===== Data lines =====
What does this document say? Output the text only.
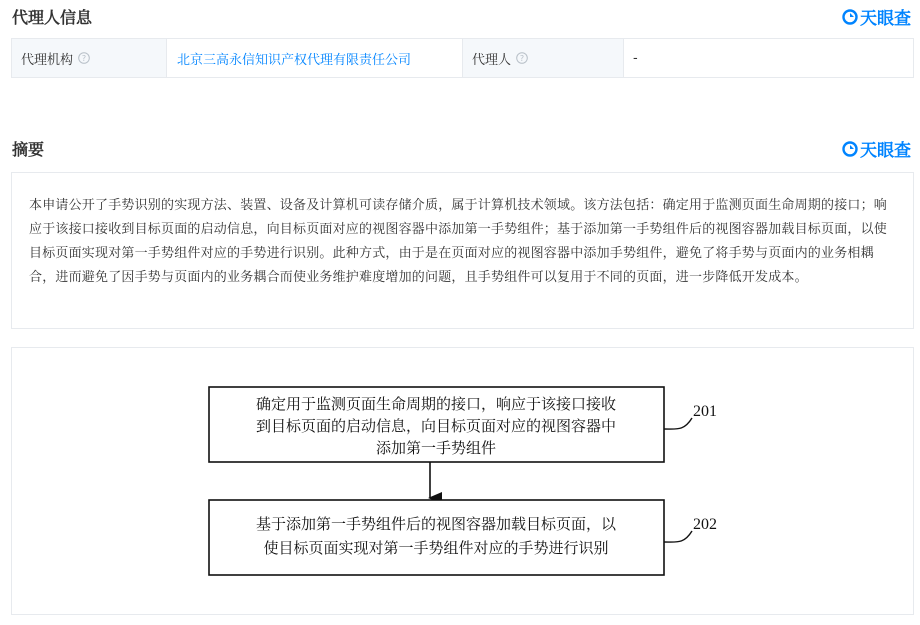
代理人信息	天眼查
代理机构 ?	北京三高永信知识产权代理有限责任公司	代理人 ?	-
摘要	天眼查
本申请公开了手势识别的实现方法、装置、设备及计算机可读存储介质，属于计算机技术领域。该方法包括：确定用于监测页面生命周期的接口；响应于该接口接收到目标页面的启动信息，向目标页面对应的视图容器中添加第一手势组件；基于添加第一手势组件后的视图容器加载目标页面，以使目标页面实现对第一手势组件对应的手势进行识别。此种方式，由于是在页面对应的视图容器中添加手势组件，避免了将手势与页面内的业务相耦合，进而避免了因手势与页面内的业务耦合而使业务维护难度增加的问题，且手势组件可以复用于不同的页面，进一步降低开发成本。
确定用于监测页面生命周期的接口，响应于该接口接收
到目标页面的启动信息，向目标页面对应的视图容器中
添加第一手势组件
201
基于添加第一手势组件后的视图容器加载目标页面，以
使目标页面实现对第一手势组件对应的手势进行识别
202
=====
Directions: Output the data exactly. Pictures don't belong in the result.

Solution to the problem:
What does this document say? Output the text only.
代理人信息	天眼查
代理机构 ?	北京三高永信知识产权代理有限责任公司	代理人 ?	-
摘要	天眼查
本申请公开了手势识别的实现方法、装置、设备及计算机可读存储介质，属于计算机技术领域。该方法包括：确定用于监测页面生命周期的接口；响应于该接口接收到目标页面的启动信息，向目标页面对应的视图容器中添加第一手势组件；基于添加第一手势组件后的视图容器加载目标页面，以使目标页面实现对第一手势组件对应的手势进行识别。此种方式，由于是在页面对应的视图容器中添加手势组件，避免了将手势与页面内的业务相耦合，进而避免了因手势与页面内的业务耦合而使业务维护难度增加的问题，且手势组件可以复用于不同的页面，进一步降低开发成本。
确定用于监测页面生命周期的接口，响应于该接口接收
到目标页面的启动信息，向目标页面对应的视图容器中
添加第一手势组件
201
基于添加第一手势组件后的视图容器加载目标页面，以
使目标页面实现对第一手势组件对应的手势进行识别
202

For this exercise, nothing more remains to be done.